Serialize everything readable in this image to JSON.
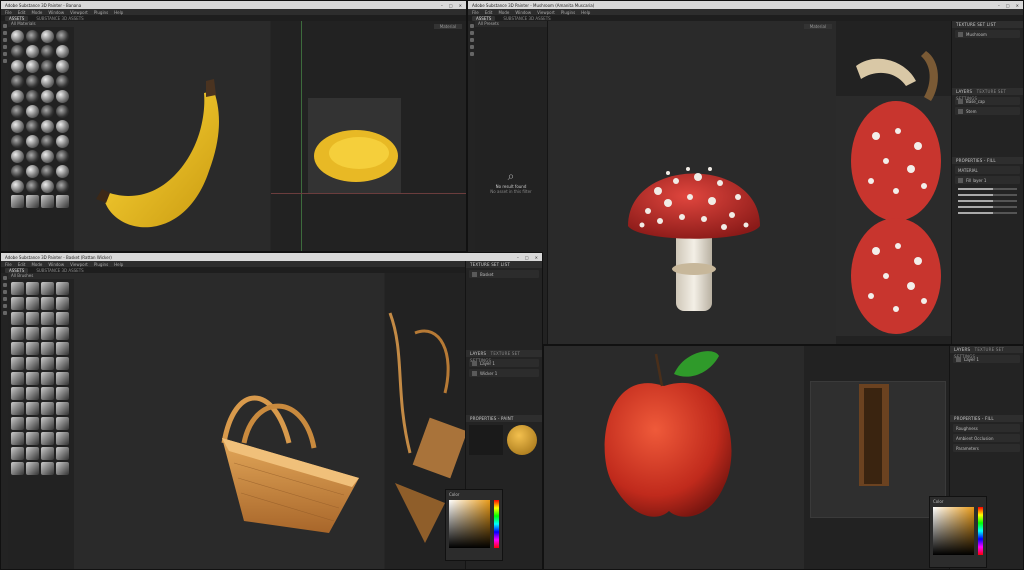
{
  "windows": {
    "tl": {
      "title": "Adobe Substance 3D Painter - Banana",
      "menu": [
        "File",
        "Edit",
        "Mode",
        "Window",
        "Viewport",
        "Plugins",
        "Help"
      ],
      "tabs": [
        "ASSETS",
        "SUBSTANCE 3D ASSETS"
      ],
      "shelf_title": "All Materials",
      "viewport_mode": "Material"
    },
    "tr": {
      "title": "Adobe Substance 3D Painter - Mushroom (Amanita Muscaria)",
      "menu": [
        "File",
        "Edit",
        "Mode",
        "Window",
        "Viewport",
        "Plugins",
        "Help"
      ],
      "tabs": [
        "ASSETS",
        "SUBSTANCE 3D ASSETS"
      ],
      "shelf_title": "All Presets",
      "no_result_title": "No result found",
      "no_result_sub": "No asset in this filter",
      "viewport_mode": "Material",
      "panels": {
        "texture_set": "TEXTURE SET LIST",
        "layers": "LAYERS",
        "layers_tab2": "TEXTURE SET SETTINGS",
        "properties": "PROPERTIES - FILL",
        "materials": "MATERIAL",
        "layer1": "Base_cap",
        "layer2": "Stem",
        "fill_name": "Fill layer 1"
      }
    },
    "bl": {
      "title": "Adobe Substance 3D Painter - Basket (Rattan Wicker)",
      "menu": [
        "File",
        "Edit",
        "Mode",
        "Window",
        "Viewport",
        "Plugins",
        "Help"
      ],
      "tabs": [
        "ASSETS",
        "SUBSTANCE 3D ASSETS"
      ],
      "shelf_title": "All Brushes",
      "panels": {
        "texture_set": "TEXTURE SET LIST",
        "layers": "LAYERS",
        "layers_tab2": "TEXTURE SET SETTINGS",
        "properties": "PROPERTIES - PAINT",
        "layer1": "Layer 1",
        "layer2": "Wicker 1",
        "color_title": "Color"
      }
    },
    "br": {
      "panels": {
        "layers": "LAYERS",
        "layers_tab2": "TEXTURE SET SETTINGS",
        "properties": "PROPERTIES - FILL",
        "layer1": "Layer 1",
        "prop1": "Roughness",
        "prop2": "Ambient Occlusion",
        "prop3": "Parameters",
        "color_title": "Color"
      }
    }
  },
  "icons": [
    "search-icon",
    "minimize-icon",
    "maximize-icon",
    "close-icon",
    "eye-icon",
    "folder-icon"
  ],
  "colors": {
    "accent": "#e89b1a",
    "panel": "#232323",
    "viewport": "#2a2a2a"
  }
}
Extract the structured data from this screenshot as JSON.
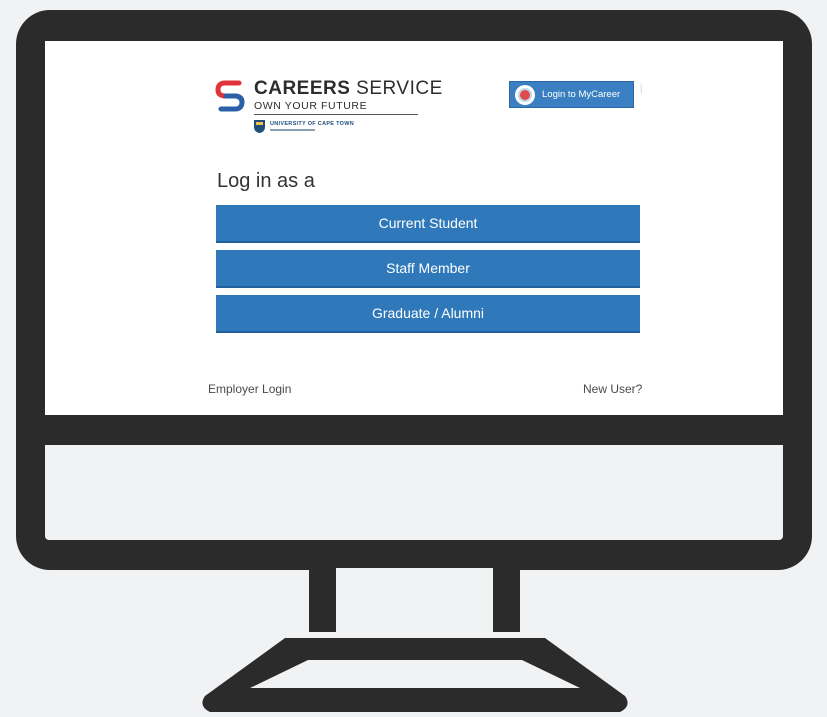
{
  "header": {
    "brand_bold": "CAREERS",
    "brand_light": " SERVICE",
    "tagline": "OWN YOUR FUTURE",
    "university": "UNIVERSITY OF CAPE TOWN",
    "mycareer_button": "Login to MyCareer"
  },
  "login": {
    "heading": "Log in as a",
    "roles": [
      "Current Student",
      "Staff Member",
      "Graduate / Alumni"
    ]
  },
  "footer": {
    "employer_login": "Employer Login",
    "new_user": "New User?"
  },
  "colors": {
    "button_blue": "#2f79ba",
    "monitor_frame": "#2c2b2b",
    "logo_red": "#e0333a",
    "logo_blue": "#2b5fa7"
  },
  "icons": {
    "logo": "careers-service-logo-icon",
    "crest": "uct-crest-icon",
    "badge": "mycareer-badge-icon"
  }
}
.....
> [Exercise aim]: Transcribe the preceding listing in its entirety and with exact wording, leaving out pictures.

> [Finished answer]:
Serialize everything readable in this image to JSON.
{
  "windows": {
    "tl": {
      "title": "Adobe Substance 3D Painter - Banana",
      "menu": [
        "File",
        "Edit",
        "Mode",
        "Window",
        "Viewport",
        "Plugins",
        "Help"
      ],
      "tabs": [
        "ASSETS",
        "SUBSTANCE 3D ASSETS"
      ],
      "shelf_title": "All Materials",
      "viewport_mode": "Material"
    },
    "tr": {
      "title": "Adobe Substance 3D Painter - Mushroom (Amanita Muscaria)",
      "menu": [
        "File",
        "Edit",
        "Mode",
        "Window",
        "Viewport",
        "Plugins",
        "Help"
      ],
      "tabs": [
        "ASSETS",
        "SUBSTANCE 3D ASSETS"
      ],
      "shelf_title": "All Presets",
      "no_result_title": "No result found",
      "no_result_sub": "No asset in this filter",
      "viewport_mode": "Material",
      "panels": {
        "texture_set": "TEXTURE SET LIST",
        "layers": "LAYERS",
        "layers_tab2": "TEXTURE SET SETTINGS",
        "properties": "PROPERTIES - FILL",
        "materials": "MATERIAL",
        "layer1": "Base_cap",
        "layer2": "Stem",
        "fill_name": "Fill layer 1"
      }
    },
    "bl": {
      "title": "Adobe Substance 3D Painter - Basket (Rattan Wicker)",
      "menu": [
        "File",
        "Edit",
        "Mode",
        "Window",
        "Viewport",
        "Plugins",
        "Help"
      ],
      "tabs": [
        "ASSETS",
        "SUBSTANCE 3D ASSETS"
      ],
      "shelf_title": "All Brushes",
      "panels": {
        "texture_set": "TEXTURE SET LIST",
        "layers": "LAYERS",
        "layers_tab2": "TEXTURE SET SETTINGS",
        "properties": "PROPERTIES - PAINT",
        "layer1": "Layer 1",
        "layer2": "Wicker 1",
        "color_title": "Color"
      }
    },
    "br": {
      "panels": {
        "layers": "LAYERS",
        "layers_tab2": "TEXTURE SET SETTINGS",
        "properties": "PROPERTIES - FILL",
        "layer1": "Layer 1",
        "prop1": "Roughness",
        "prop2": "Ambient Occlusion",
        "prop3": "Parameters",
        "color_title": "Color"
      }
    }
  },
  "icons": [
    "search-icon",
    "minimize-icon",
    "maximize-icon",
    "close-icon",
    "eye-icon",
    "folder-icon"
  ],
  "colors": {
    "accent": "#e89b1a",
    "panel": "#232323",
    "viewport": "#2a2a2a"
  }
}
Extract the structured data from this screenshot as JSON.
{
  "header": {
    "brand_bold": "CAREERS",
    "brand_light": " SERVICE",
    "tagline": "OWN YOUR FUTURE",
    "university": "UNIVERSITY OF CAPE TOWN",
    "mycareer_button": "Login to MyCareer"
  },
  "login": {
    "heading": "Log in as a",
    "roles": [
      "Current Student",
      "Staff Member",
      "Graduate / Alumni"
    ]
  },
  "footer": {
    "employer_login": "Employer Login",
    "new_user": "New User?"
  },
  "colors": {
    "button_blue": "#2f79ba",
    "monitor_frame": "#2c2b2b",
    "logo_red": "#e0333a",
    "logo_blue": "#2b5fa7"
  },
  "icons": {
    "logo": "careers-service-logo-icon",
    "crest": "uct-crest-icon",
    "badge": "mycareer-badge-icon"
  }
}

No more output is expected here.